● Directions for this task
Give back the records below exactly, every one, with no pictures.

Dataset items
+++++
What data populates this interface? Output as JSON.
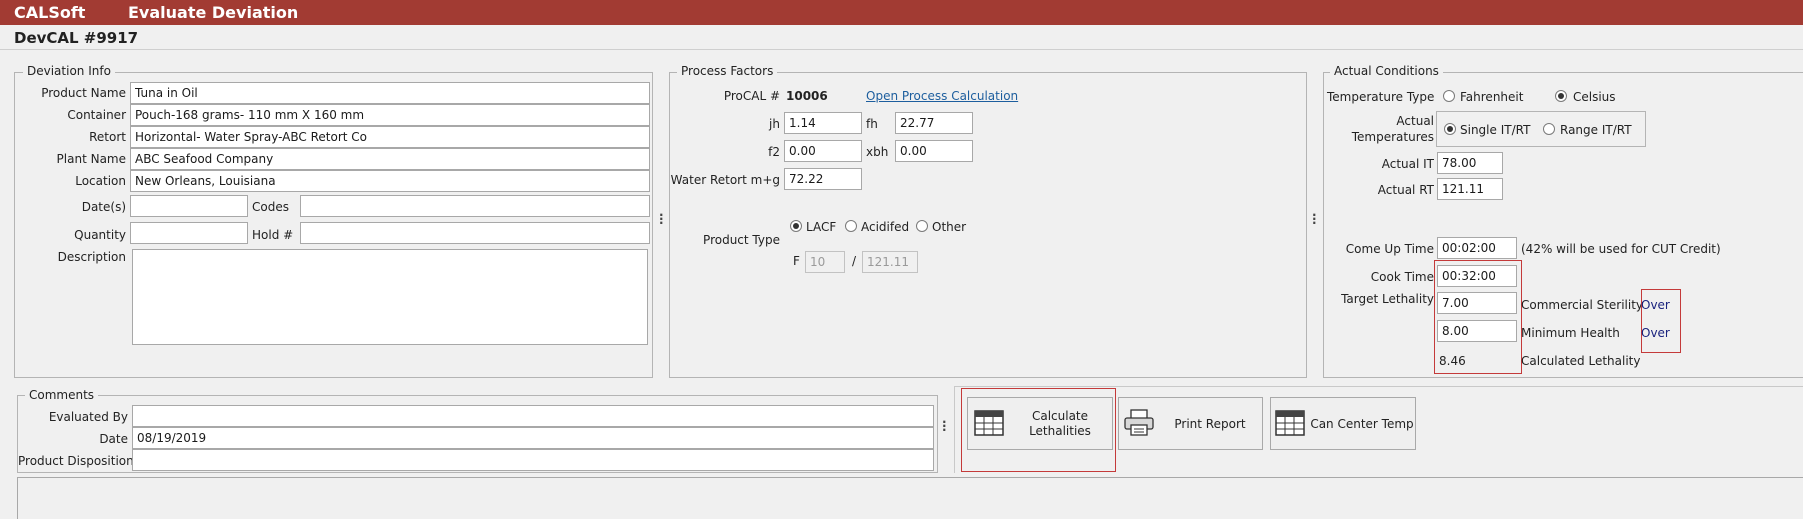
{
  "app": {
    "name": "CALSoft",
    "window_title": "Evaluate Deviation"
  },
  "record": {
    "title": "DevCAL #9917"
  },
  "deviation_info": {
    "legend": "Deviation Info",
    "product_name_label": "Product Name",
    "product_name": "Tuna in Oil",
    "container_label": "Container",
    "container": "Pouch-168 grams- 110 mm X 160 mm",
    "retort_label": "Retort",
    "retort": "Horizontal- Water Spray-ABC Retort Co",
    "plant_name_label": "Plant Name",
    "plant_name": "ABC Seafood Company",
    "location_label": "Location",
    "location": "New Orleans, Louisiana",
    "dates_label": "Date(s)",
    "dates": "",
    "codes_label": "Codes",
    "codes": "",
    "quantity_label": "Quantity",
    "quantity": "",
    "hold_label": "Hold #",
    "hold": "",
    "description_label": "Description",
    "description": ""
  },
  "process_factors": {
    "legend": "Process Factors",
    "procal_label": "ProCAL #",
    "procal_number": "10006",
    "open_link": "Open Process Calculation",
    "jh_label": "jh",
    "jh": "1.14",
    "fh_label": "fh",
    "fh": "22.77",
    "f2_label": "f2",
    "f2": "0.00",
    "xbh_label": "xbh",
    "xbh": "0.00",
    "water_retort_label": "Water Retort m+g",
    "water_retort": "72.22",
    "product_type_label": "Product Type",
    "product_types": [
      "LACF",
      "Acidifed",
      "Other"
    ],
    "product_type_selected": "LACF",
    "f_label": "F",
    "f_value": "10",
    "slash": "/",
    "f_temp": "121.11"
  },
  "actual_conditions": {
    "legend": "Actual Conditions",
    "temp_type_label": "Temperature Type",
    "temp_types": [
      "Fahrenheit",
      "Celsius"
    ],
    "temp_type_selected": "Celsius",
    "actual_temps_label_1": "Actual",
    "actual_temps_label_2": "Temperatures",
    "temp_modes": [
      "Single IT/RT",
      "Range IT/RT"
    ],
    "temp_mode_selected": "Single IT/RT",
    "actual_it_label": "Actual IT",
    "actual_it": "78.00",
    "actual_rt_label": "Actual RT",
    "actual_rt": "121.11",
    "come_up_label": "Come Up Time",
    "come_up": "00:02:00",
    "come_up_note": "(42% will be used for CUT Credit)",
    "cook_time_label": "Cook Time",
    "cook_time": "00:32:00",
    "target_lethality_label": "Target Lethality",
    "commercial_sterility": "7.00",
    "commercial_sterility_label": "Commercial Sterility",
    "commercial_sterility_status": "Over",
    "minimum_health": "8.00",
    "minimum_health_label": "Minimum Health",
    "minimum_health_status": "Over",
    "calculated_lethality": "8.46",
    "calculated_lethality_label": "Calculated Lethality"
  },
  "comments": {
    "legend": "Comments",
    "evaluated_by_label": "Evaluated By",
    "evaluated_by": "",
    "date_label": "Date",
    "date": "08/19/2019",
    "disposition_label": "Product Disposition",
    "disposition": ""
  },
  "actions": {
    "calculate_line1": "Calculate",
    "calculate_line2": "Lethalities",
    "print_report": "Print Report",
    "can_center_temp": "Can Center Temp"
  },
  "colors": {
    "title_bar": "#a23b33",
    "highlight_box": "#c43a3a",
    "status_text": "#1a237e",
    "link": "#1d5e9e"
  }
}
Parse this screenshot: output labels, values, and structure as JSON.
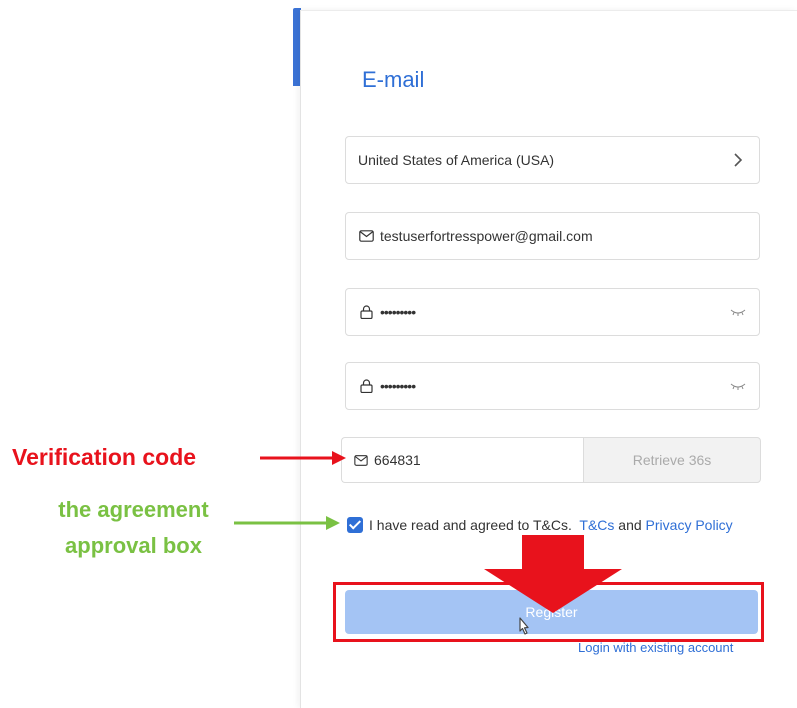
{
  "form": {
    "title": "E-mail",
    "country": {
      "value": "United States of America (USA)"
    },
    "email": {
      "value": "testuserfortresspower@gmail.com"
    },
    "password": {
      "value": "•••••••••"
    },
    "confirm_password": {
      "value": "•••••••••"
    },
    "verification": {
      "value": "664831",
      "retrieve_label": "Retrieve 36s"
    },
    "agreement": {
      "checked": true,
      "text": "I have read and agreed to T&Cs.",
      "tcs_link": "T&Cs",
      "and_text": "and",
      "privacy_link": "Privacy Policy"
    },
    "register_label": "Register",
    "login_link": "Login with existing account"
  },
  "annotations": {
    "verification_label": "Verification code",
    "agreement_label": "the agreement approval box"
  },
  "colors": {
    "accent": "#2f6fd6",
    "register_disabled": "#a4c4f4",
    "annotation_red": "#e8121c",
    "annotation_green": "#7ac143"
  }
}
+++++
● Worked answer
What data populates this interface? Output as JSON.
{
  "app": {
    "name": "CALSoft",
    "window_title": "Evaluate Deviation"
  },
  "record": {
    "title": "DevCAL #9917"
  },
  "deviation_info": {
    "legend": "Deviation Info",
    "product_name_label": "Product Name",
    "product_name": "Tuna in Oil",
    "container_label": "Container",
    "container": "Pouch-168 grams- 110 mm X 160 mm",
    "retort_label": "Retort",
    "retort": "Horizontal- Water Spray-ABC Retort Co",
    "plant_name_label": "Plant Name",
    "plant_name": "ABC Seafood Company",
    "location_label": "Location",
    "location": "New Orleans, Louisiana",
    "dates_label": "Date(s)",
    "dates": "",
    "codes_label": "Codes",
    "codes": "",
    "quantity_label": "Quantity",
    "quantity": "",
    "hold_label": "Hold #",
    "hold": "",
    "description_label": "Description",
    "description": ""
  },
  "process_factors": {
    "legend": "Process Factors",
    "procal_label": "ProCAL #",
    "procal_number": "10006",
    "open_link": "Open Process Calculation",
    "jh_label": "jh",
    "jh": "1.14",
    "fh_label": "fh",
    "fh": "22.77",
    "f2_label": "f2",
    "f2": "0.00",
    "xbh_label": "xbh",
    "xbh": "0.00",
    "water_retort_label": "Water Retort m+g",
    "water_retort": "72.22",
    "product_type_label": "Product Type",
    "product_types": [
      "LACF",
      "Acidifed",
      "Other"
    ],
    "product_type_selected": "LACF",
    "f_label": "F",
    "f_value": "10",
    "slash": "/",
    "f_temp": "121.11"
  },
  "actual_conditions": {
    "legend": "Actual Conditions",
    "temp_type_label": "Temperature Type",
    "temp_types": [
      "Fahrenheit",
      "Celsius"
    ],
    "temp_type_selected": "Celsius",
    "actual_temps_label_1": "Actual",
    "actual_temps_label_2": "Temperatures",
    "temp_modes": [
      "Single IT/RT",
      "Range IT/RT"
    ],
    "temp_mode_selected": "Single IT/RT",
    "actual_it_label": "Actual IT",
    "actual_it": "78.00",
    "actual_rt_label": "Actual RT",
    "actual_rt": "121.11",
    "come_up_label": "Come Up Time",
    "come_up": "00:02:00",
    "come_up_note": "(42% will be used for CUT Credit)",
    "cook_time_label": "Cook Time",
    "cook_time": "00:32:00",
    "target_lethality_label": "Target Lethality",
    "commercial_sterility": "7.00",
    "commercial_sterility_label": "Commercial Sterility",
    "commercial_sterility_status": "Over",
    "minimum_health": "8.00",
    "minimum_health_label": "Minimum Health",
    "minimum_health_status": "Over",
    "calculated_lethality": "8.46",
    "calculated_lethality_label": "Calculated Lethality"
  },
  "comments": {
    "legend": "Comments",
    "evaluated_by_label": "Evaluated By",
    "evaluated_by": "",
    "date_label": "Date",
    "date": "08/19/2019",
    "disposition_label": "Product Disposition",
    "disposition": ""
  },
  "actions": {
    "calculate_line1": "Calculate",
    "calculate_line2": "Lethalities",
    "print_report": "Print Report",
    "can_center_temp": "Can Center Temp"
  },
  "colors": {
    "title_bar": "#a23b33",
    "highlight_box": "#c43a3a",
    "status_text": "#1a237e",
    "link": "#1d5e9e"
  }
}
Parse this screenshot: output labels, values, and structure as JSON.
{
  "form": {
    "title": "E-mail",
    "country": {
      "value": "United States of America (USA)"
    },
    "email": {
      "value": "testuserfortresspower@gmail.com"
    },
    "password": {
      "value": "•••••••••"
    },
    "confirm_password": {
      "value": "•••••••••"
    },
    "verification": {
      "value": "664831",
      "retrieve_label": "Retrieve 36s"
    },
    "agreement": {
      "checked": true,
      "text": "I have read and agreed to T&Cs.",
      "tcs_link": "T&Cs",
      "and_text": "and",
      "privacy_link": "Privacy Policy"
    },
    "register_label": "Register",
    "login_link": "Login with existing account"
  },
  "annotations": {
    "verification_label": "Verification code",
    "agreement_label": "the agreement approval box"
  },
  "colors": {
    "accent": "#2f6fd6",
    "register_disabled": "#a4c4f4",
    "annotation_red": "#e8121c",
    "annotation_green": "#7ac143"
  }
}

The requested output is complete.